• [Structured figure records]

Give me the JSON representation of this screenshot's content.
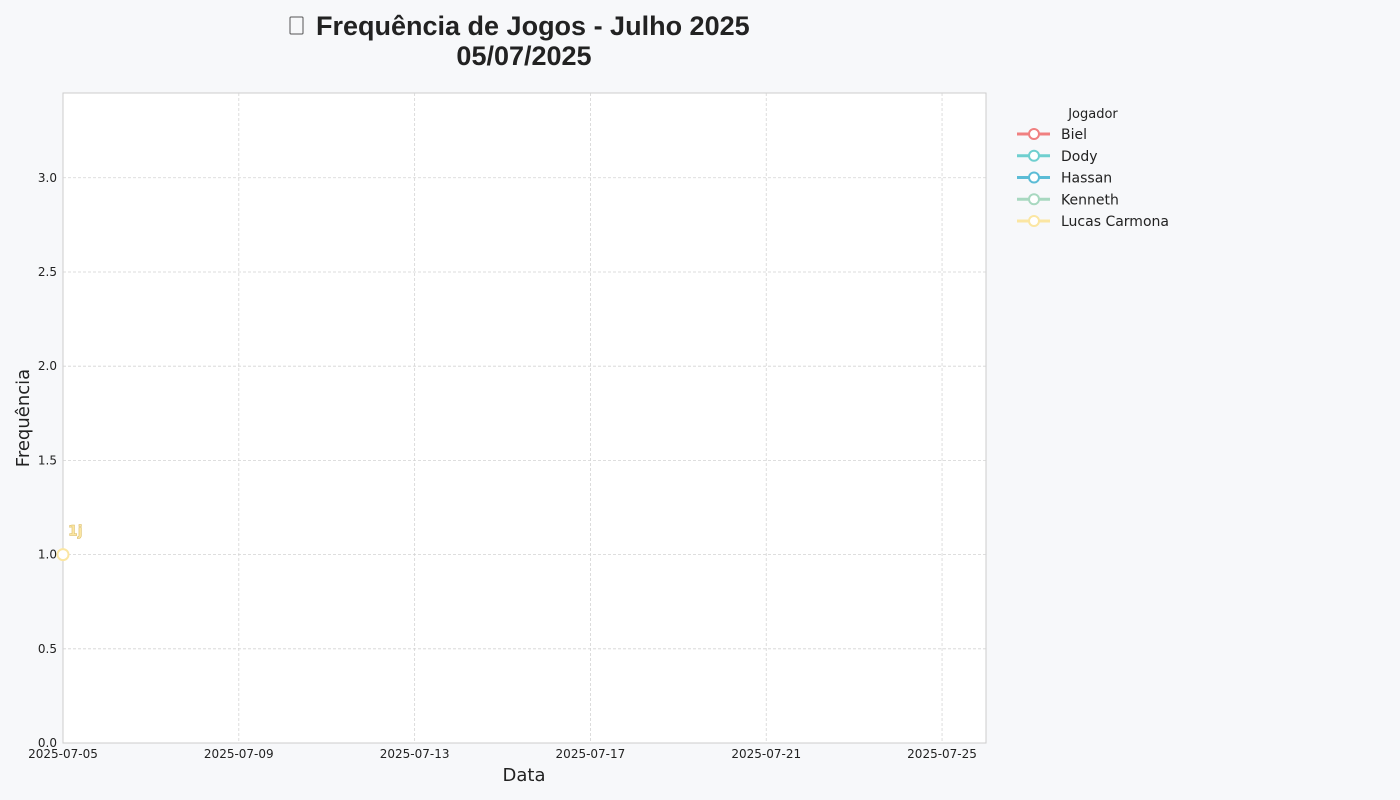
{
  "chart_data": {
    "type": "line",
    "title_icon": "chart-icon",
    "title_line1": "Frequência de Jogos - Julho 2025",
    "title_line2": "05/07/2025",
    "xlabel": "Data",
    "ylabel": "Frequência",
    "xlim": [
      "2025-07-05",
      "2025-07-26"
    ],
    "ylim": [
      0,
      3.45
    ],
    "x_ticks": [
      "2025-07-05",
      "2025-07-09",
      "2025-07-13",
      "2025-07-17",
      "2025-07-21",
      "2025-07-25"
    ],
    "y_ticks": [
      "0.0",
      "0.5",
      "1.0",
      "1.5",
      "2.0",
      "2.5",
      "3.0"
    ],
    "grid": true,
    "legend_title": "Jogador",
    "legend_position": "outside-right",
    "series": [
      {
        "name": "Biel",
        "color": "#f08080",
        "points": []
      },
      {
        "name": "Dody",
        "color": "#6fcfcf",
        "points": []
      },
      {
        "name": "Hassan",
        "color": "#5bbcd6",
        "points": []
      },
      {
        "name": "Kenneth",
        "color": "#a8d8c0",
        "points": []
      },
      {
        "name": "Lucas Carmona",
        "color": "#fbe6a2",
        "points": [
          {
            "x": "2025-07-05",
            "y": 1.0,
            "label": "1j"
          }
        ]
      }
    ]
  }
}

• [WHAT IS EXPECTED] Your task is to set down the records shown above exactly, minus any pictures.

• [RESPONSE TO THIS EXERCISE]
Give me the JSON representation of this screenshot's content.
{
  "chart_data": {
    "type": "line",
    "title_icon": "chart-icon",
    "title_line1": "Frequência de Jogos - Julho 2025",
    "title_line2": "05/07/2025",
    "xlabel": "Data",
    "ylabel": "Frequência",
    "xlim": [
      "2025-07-05",
      "2025-07-26"
    ],
    "ylim": [
      0,
      3.45
    ],
    "x_ticks": [
      "2025-07-05",
      "2025-07-09",
      "2025-07-13",
      "2025-07-17",
      "2025-07-21",
      "2025-07-25"
    ],
    "y_ticks": [
      "0.0",
      "0.5",
      "1.0",
      "1.5",
      "2.0",
      "2.5",
      "3.0"
    ],
    "grid": true,
    "legend_title": "Jogador",
    "legend_position": "outside-right",
    "series": [
      {
        "name": "Biel",
        "color": "#f08080",
        "points": []
      },
      {
        "name": "Dody",
        "color": "#6fcfcf",
        "points": []
      },
      {
        "name": "Hassan",
        "color": "#5bbcd6",
        "points": []
      },
      {
        "name": "Kenneth",
        "color": "#a8d8c0",
        "points": []
      },
      {
        "name": "Lucas Carmona",
        "color": "#fbe6a2",
        "points": [
          {
            "x": "2025-07-05",
            "y": 1.0,
            "label": "1j"
          }
        ]
      }
    ]
  }
}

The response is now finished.